GIVEN EXERCISE:
Swap "legend-swatch" for "legend-marker" throughout the records below, leaving everything else unchanged.

— start DATA SHOWN —

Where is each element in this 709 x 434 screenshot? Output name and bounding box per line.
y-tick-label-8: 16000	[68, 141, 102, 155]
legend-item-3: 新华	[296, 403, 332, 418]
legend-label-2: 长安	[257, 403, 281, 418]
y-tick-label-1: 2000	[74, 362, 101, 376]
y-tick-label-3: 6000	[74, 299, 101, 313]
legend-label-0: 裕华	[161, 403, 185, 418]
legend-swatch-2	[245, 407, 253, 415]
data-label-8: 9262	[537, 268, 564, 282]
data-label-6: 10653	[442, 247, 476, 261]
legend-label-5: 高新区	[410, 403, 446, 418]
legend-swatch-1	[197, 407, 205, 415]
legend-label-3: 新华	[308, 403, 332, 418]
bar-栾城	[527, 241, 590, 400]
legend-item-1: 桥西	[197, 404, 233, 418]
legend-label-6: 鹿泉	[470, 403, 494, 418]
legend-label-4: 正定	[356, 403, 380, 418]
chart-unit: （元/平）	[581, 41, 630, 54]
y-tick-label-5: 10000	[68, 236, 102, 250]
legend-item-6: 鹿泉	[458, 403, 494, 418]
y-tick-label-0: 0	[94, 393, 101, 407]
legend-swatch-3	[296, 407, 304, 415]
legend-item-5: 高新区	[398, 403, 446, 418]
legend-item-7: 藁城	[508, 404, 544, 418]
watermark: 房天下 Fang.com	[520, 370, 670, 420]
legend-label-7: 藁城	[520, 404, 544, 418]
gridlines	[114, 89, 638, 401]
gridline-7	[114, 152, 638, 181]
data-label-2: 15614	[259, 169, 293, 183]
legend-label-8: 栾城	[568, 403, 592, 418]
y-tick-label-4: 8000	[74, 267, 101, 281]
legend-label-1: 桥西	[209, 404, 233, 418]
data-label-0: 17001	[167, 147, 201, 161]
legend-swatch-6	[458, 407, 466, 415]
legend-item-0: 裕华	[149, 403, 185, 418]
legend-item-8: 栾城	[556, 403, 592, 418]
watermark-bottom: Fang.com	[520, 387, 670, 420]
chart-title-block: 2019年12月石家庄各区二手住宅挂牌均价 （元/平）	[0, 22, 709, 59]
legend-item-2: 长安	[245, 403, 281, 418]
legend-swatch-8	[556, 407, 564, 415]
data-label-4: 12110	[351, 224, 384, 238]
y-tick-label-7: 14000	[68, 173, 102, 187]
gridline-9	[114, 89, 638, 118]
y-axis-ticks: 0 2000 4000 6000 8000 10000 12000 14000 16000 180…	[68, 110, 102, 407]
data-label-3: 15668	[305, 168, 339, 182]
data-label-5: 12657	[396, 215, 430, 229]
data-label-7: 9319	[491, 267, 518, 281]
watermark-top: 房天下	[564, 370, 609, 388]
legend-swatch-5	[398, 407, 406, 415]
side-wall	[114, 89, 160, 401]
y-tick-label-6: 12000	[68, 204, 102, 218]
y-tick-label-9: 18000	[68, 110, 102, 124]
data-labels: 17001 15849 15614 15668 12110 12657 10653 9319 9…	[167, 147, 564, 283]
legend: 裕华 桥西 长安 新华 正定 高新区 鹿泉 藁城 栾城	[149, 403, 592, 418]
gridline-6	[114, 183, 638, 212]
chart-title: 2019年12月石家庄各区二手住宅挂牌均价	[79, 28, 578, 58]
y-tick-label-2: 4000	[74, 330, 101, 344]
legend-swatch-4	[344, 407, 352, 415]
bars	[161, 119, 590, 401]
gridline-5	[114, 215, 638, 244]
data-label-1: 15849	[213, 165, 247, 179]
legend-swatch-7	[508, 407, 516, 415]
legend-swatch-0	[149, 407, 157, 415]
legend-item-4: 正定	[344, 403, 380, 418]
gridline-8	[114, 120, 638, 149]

— end DATA SHOWN —

EXERCISE SOLUTION:
Where is each element in this 709 x 434 screenshot? Output name and bounding box per line.
y-tick-label-8: 16000	[68, 141, 102, 155]
legend-item-3: 新华	[296, 403, 332, 418]
legend-label-2: 长安	[257, 403, 281, 418]
y-tick-label-1: 2000	[74, 362, 101, 376]
y-tick-label-3: 6000	[74, 299, 101, 313]
legend-label-0: 裕华	[161, 403, 185, 418]
legend-marker-2	[245, 407, 253, 415]
data-label-8: 9262	[537, 268, 564, 282]
data-label-6: 10653	[442, 247, 476, 261]
legend-label-5: 高新区	[410, 403, 446, 418]
legend-marker-1	[197, 407, 205, 415]
legend-label-3: 新华	[308, 403, 332, 418]
bar-栾城	[527, 241, 590, 400]
legend-item-1: 桥西	[197, 404, 233, 418]
legend-label-6: 鹿泉	[470, 403, 494, 418]
legend-label-4: 正定	[356, 403, 380, 418]
chart-unit: （元/平）	[581, 41, 630, 54]
y-tick-label-5: 10000	[68, 236, 102, 250]
legend-item-6: 鹿泉	[458, 403, 494, 418]
y-tick-label-0: 0	[94, 393, 101, 407]
legend-marker-3	[296, 407, 304, 415]
legend-item-5: 高新区	[398, 403, 446, 418]
legend-item-7: 藁城	[508, 404, 544, 418]
watermark: 房天下 Fang.com	[520, 370, 670, 420]
legend-label-7: 藁城	[520, 404, 544, 418]
gridlines	[114, 89, 638, 401]
gridline-7	[114, 152, 638, 181]
data-label-2: 15614	[259, 169, 293, 183]
legend-label-8: 栾城	[568, 403, 592, 418]
y-tick-label-4: 8000	[74, 267, 101, 281]
legend-label-1: 桥西	[209, 404, 233, 418]
data-label-0: 17001	[167, 147, 201, 161]
legend-marker-6	[458, 407, 466, 415]
legend-item-0: 裕华	[149, 403, 185, 418]
legend-item-8: 栾城	[556, 403, 592, 418]
watermark-bottom: Fang.com	[520, 387, 670, 420]
chart-title-block: 2019年12月石家庄各区二手住宅挂牌均价 （元/平）	[0, 22, 709, 59]
legend-item-2: 长安	[245, 403, 281, 418]
legend-marker-8	[556, 407, 564, 415]
data-label-4: 12110	[351, 224, 384, 238]
y-tick-label-7: 14000	[68, 173, 102, 187]
gridline-9	[114, 89, 638, 118]
y-axis-ticks: 0 2000 4000 6000 8000 10000 12000 14000 16000 180…	[68, 110, 102, 407]
data-label-3: 15668	[305, 168, 339, 182]
data-label-5: 12657	[396, 215, 430, 229]
data-label-7: 9319	[491, 267, 518, 281]
watermark-top: 房天下	[564, 370, 609, 388]
legend-marker-5	[398, 407, 406, 415]
side-wall	[114, 89, 160, 401]
y-tick-label-6: 12000	[68, 204, 102, 218]
y-tick-label-9: 18000	[68, 110, 102, 124]
data-labels: 17001 15849 15614 15668 12110 12657 10653 9319 9…	[167, 147, 564, 283]
legend: 裕华 桥西 长安 新华 正定 高新区 鹿泉 藁城 栾城	[149, 403, 592, 418]
gridline-6	[114, 183, 638, 212]
chart-title: 2019年12月石家庄各区二手住宅挂牌均价	[79, 28, 578, 58]
y-tick-label-2: 4000	[74, 330, 101, 344]
legend-marker-4	[344, 407, 352, 415]
bars	[161, 119, 590, 401]
gridline-5	[114, 215, 638, 244]
data-label-1: 15849	[213, 165, 247, 179]
legend-marker-7	[508, 407, 516, 415]
legend-marker-0	[149, 407, 157, 415]
legend-item-4: 正定	[344, 403, 380, 418]
gridline-8	[114, 120, 638, 149]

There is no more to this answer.